* [Excerpted data]:

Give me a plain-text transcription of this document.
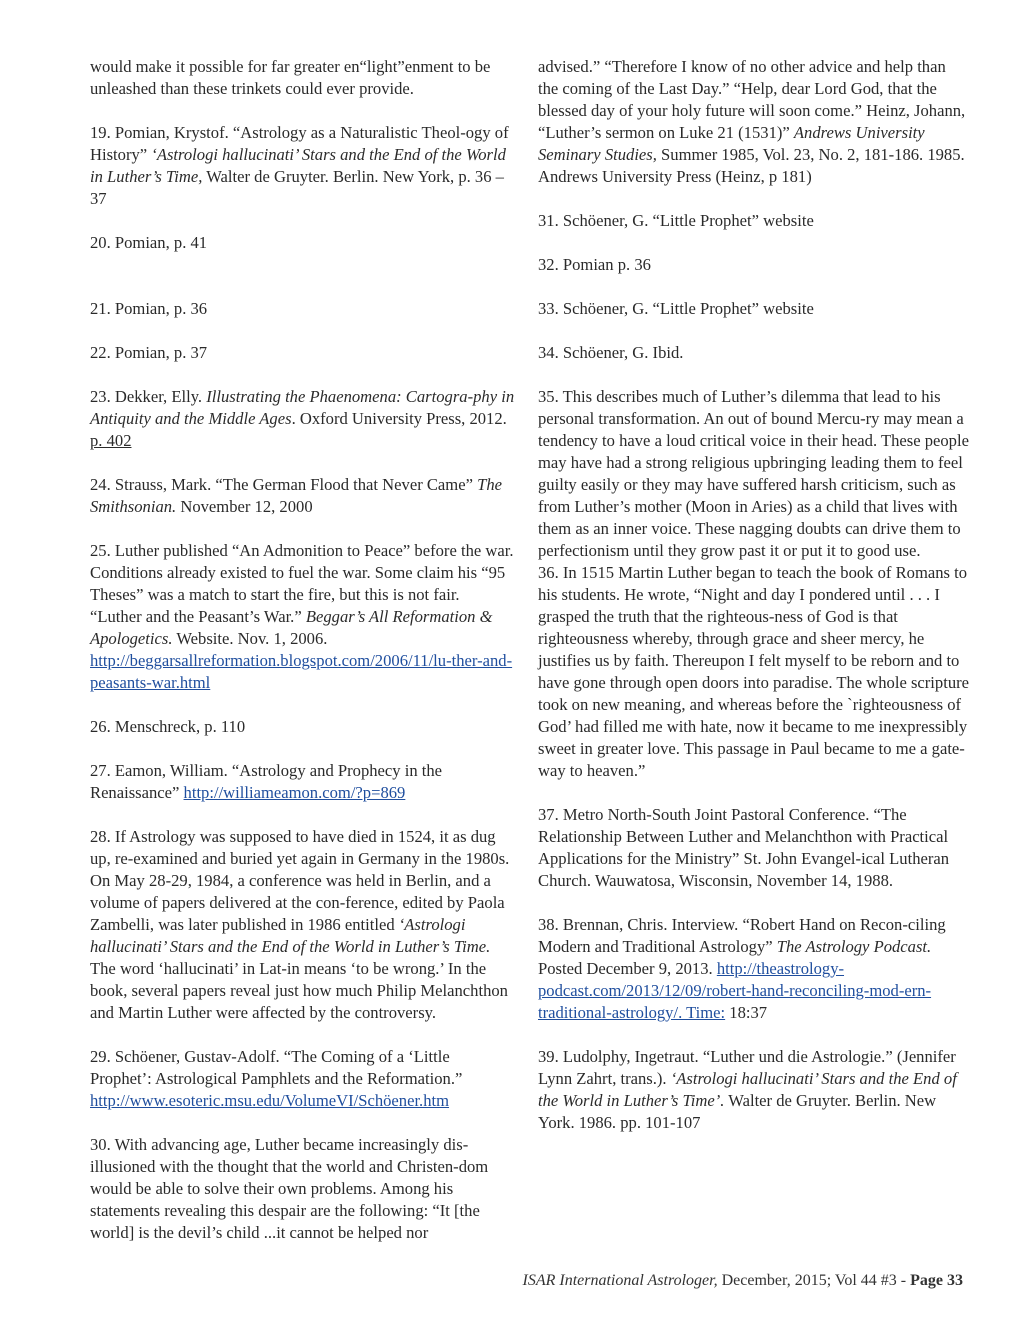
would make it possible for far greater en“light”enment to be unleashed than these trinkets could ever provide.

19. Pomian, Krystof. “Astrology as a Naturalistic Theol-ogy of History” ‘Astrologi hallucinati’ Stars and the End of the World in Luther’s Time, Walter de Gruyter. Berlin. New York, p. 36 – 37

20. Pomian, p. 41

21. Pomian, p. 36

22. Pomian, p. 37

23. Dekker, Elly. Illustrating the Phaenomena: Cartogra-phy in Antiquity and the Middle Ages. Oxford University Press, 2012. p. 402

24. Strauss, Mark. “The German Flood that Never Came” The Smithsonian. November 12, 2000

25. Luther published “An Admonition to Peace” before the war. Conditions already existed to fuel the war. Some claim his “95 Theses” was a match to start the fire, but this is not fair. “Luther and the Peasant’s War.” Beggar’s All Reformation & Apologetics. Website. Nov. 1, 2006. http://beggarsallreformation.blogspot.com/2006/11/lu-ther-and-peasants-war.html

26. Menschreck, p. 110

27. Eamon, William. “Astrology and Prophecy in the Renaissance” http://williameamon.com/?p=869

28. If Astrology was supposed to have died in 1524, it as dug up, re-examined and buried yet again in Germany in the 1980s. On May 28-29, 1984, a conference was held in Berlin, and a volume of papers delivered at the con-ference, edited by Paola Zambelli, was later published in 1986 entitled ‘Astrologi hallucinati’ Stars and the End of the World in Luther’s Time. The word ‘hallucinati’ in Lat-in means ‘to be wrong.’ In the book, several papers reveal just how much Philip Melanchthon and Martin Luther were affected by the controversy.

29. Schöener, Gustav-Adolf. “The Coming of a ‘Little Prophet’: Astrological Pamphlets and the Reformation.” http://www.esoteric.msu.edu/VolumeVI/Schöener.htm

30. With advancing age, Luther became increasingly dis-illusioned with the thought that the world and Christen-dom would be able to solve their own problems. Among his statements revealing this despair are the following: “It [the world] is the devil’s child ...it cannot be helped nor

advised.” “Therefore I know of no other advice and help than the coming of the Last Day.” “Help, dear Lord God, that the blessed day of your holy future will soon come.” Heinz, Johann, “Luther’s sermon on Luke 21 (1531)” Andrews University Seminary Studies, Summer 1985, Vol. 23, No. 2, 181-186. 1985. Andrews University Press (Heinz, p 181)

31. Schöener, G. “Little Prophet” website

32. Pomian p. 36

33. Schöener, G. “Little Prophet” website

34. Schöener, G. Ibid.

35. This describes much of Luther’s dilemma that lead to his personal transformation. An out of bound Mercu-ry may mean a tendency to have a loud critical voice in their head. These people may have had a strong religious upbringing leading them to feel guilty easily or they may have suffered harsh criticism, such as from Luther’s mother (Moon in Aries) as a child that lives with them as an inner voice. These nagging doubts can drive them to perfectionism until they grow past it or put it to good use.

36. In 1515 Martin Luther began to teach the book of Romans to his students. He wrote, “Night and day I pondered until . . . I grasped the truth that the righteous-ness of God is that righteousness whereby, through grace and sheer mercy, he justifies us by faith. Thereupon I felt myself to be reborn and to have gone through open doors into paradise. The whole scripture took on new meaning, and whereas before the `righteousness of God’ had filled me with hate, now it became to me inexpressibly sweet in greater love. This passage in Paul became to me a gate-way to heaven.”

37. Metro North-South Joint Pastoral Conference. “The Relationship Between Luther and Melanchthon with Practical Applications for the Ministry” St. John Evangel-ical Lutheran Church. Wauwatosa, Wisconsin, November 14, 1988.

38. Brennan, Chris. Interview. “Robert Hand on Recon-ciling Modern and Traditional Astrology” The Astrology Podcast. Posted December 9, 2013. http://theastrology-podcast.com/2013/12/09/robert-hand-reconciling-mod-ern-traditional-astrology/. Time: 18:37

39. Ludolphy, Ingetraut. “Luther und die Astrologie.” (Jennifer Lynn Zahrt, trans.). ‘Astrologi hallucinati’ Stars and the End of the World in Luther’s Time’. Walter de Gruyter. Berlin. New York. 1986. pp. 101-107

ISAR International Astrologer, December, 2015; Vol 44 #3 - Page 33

==

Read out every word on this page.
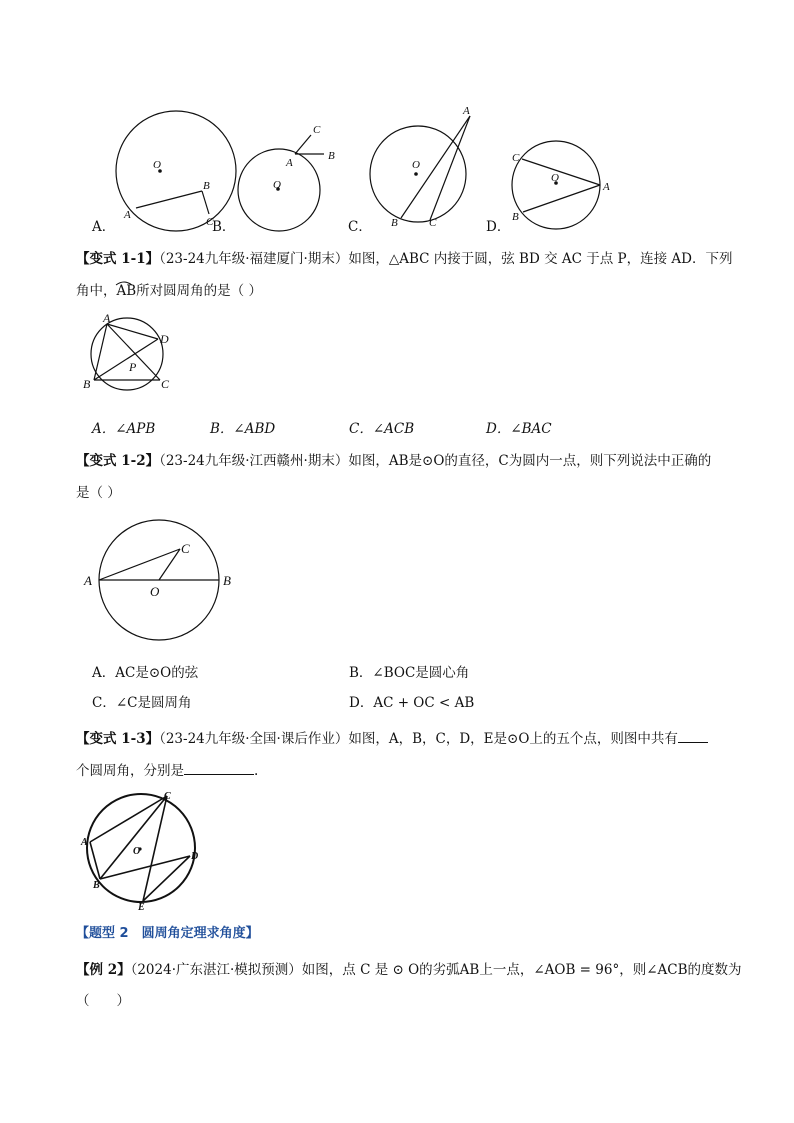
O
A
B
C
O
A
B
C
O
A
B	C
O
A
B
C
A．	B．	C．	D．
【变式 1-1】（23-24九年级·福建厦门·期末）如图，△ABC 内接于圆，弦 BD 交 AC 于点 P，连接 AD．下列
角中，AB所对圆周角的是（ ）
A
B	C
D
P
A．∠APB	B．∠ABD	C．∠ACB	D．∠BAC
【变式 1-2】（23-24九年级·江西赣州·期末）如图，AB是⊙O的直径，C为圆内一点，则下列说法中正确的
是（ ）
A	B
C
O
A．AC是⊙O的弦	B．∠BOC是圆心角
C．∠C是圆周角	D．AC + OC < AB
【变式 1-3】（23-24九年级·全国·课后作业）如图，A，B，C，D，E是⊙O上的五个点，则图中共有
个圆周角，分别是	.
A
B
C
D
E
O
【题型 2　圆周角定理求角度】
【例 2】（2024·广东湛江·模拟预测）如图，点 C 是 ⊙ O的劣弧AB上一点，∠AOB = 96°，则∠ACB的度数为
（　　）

* [Task details]: Return each line among the entries that holds the word "published".

* [Answer for this exercise]:
25. Luther published “An Admonition to Peace” before the war. Conditions already existed to fuel the war. Some claim his “95 Theses” was a match to start the fire, but this is not fair. “Luther and the Peasant’s War.” Beggar’s All Reformation & Apologetics. Website. Nov. 1, 2006. http://beggarsallreformation.blogspot.com/2006/11/lu-ther-and-peasants-war.html
28. If Astrology was supposed to have died in 1524, it as dug up, re-examined and buried yet again in Germany in the 1980s. On May 28-29, 1984, a conference was held in Berlin, and a volume of papers delivered at the con-ference, edited by Paola Zambelli, was later published in 1986 entitled ‘Astrologi hallucinati’ Stars and the End of the World in Luther’s Time. The word ‘hallucinati’ in Lat-in means ‘to be wrong.’ In the book, several papers reveal just how much Philip Melanchthon and Martin Luther were affected by the controversy.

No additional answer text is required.